DATASET EXCERPTS start
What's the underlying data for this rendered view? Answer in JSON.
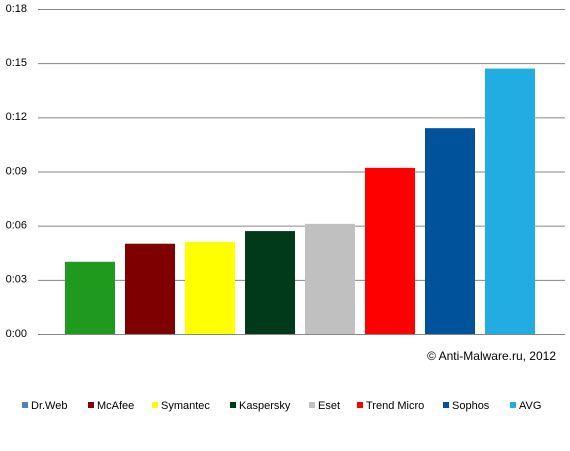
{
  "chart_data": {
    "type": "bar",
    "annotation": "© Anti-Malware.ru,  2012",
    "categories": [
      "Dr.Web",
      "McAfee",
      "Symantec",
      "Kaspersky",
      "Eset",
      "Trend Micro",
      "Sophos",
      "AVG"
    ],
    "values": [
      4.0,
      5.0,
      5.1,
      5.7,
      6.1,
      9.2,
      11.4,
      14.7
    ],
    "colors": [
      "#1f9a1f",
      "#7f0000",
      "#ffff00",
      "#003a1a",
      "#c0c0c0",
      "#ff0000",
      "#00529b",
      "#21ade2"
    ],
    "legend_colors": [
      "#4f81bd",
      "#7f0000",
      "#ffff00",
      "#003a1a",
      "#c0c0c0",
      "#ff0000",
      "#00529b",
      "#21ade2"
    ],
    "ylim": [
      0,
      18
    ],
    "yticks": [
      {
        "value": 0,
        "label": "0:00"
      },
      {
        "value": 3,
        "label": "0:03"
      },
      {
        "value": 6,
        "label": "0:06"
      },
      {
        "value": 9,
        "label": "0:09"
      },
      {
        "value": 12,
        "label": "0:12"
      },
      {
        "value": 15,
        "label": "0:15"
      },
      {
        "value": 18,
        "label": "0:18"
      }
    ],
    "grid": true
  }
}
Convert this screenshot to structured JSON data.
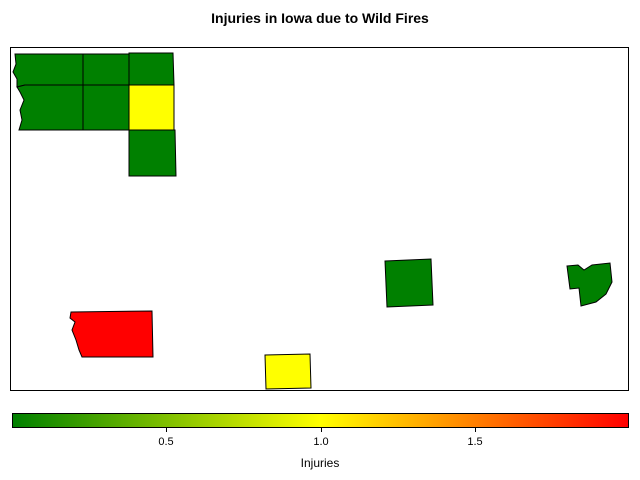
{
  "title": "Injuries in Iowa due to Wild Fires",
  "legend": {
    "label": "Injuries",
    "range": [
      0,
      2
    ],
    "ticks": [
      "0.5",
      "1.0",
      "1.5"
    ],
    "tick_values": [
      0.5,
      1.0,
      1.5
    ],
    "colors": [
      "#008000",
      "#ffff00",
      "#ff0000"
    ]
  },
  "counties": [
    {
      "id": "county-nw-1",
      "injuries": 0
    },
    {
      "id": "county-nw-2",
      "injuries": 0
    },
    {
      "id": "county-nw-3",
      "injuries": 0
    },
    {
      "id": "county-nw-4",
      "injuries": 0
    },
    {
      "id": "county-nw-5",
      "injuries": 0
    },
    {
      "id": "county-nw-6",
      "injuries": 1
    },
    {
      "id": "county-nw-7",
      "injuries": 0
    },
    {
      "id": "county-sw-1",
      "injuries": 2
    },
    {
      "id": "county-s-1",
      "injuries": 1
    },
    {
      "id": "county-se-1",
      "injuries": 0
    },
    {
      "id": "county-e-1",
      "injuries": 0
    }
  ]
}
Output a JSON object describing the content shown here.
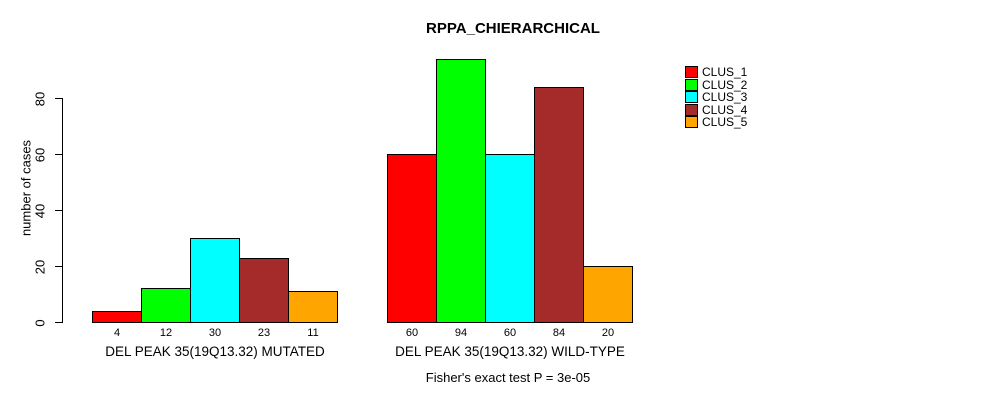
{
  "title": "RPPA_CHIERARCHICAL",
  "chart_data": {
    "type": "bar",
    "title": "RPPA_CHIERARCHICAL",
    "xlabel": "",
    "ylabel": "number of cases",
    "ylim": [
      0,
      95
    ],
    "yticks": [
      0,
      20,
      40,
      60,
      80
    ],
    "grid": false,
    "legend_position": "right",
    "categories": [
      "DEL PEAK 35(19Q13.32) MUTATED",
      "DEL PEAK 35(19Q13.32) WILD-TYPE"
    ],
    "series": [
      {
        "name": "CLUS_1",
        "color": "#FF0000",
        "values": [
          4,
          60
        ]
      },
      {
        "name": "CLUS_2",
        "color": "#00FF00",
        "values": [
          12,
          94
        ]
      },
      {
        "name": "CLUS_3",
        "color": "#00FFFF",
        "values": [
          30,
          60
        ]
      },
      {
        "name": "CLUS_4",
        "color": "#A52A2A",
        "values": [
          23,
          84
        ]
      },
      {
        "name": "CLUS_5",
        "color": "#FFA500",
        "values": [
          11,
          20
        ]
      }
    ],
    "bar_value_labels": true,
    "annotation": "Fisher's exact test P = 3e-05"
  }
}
DATASET EXCERPTS end
*WHAT NEEDS TO BE DONE*
Every entry must be written out exactly, with all pictures left out.

*THE ANSWER*
What's the underlying data for this rendered view? Answer in JSON.
{
  "chart_data": {
    "type": "bar",
    "annotation": "© Anti-Malware.ru,  2012",
    "categories": [
      "Dr.Web",
      "McAfee",
      "Symantec",
      "Kaspersky",
      "Eset",
      "Trend Micro",
      "Sophos",
      "AVG"
    ],
    "values": [
      4.0,
      5.0,
      5.1,
      5.7,
      6.1,
      9.2,
      11.4,
      14.7
    ],
    "colors": [
      "#1f9a1f",
      "#7f0000",
      "#ffff00",
      "#003a1a",
      "#c0c0c0",
      "#ff0000",
      "#00529b",
      "#21ade2"
    ],
    "legend_colors": [
      "#4f81bd",
      "#7f0000",
      "#ffff00",
      "#003a1a",
      "#c0c0c0",
      "#ff0000",
      "#00529b",
      "#21ade2"
    ],
    "ylim": [
      0,
      18
    ],
    "yticks": [
      {
        "value": 0,
        "label": "0:00"
      },
      {
        "value": 3,
        "label": "0:03"
      },
      {
        "value": 6,
        "label": "0:06"
      },
      {
        "value": 9,
        "label": "0:09"
      },
      {
        "value": 12,
        "label": "0:12"
      },
      {
        "value": 15,
        "label": "0:15"
      },
      {
        "value": 18,
        "label": "0:18"
      }
    ],
    "grid": true
  }
}
Convert this screenshot to structured JSON data.
{
  "title": "Injuries in Iowa due to Wild Fires",
  "legend": {
    "label": "Injuries",
    "range": [
      0,
      2
    ],
    "ticks": [
      "0.5",
      "1.0",
      "1.5"
    ],
    "tick_values": [
      0.5,
      1.0,
      1.5
    ],
    "colors": [
      "#008000",
      "#ffff00",
      "#ff0000"
    ]
  },
  "counties": [
    {
      "id": "county-nw-1",
      "injuries": 0
    },
    {
      "id": "county-nw-2",
      "injuries": 0
    },
    {
      "id": "county-nw-3",
      "injuries": 0
    },
    {
      "id": "county-nw-4",
      "injuries": 0
    },
    {
      "id": "county-nw-5",
      "injuries": 0
    },
    {
      "id": "county-nw-6",
      "injuries": 1
    },
    {
      "id": "county-nw-7",
      "injuries": 0
    },
    {
      "id": "county-sw-1",
      "injuries": 2
    },
    {
      "id": "county-s-1",
      "injuries": 1
    },
    {
      "id": "county-se-1",
      "injuries": 0
    },
    {
      "id": "county-e-1",
      "injuries": 0
    }
  ]
}
Output a JSON object describing the content shown here.
{
  "title": "RPPA_CHIERARCHICAL",
  "chart_data": {
    "type": "bar",
    "title": "RPPA_CHIERARCHICAL",
    "xlabel": "",
    "ylabel": "number of cases",
    "ylim": [
      0,
      95
    ],
    "yticks": [
      0,
      20,
      40,
      60,
      80
    ],
    "grid": false,
    "legend_position": "right",
    "categories": [
      "DEL PEAK 35(19Q13.32) MUTATED",
      "DEL PEAK 35(19Q13.32) WILD-TYPE"
    ],
    "series": [
      {
        "name": "CLUS_1",
        "color": "#FF0000",
        "values": [
          4,
          60
        ]
      },
      {
        "name": "CLUS_2",
        "color": "#00FF00",
        "values": [
          12,
          94
        ]
      },
      {
        "name": "CLUS_3",
        "color": "#00FFFF",
        "values": [
          30,
          60
        ]
      },
      {
        "name": "CLUS_4",
        "color": "#A52A2A",
        "values": [
          23,
          84
        ]
      },
      {
        "name": "CLUS_5",
        "color": "#FFA500",
        "values": [
          11,
          20
        ]
      }
    ],
    "bar_value_labels": true,
    "annotation": "Fisher's exact test P = 3e-05"
  }
}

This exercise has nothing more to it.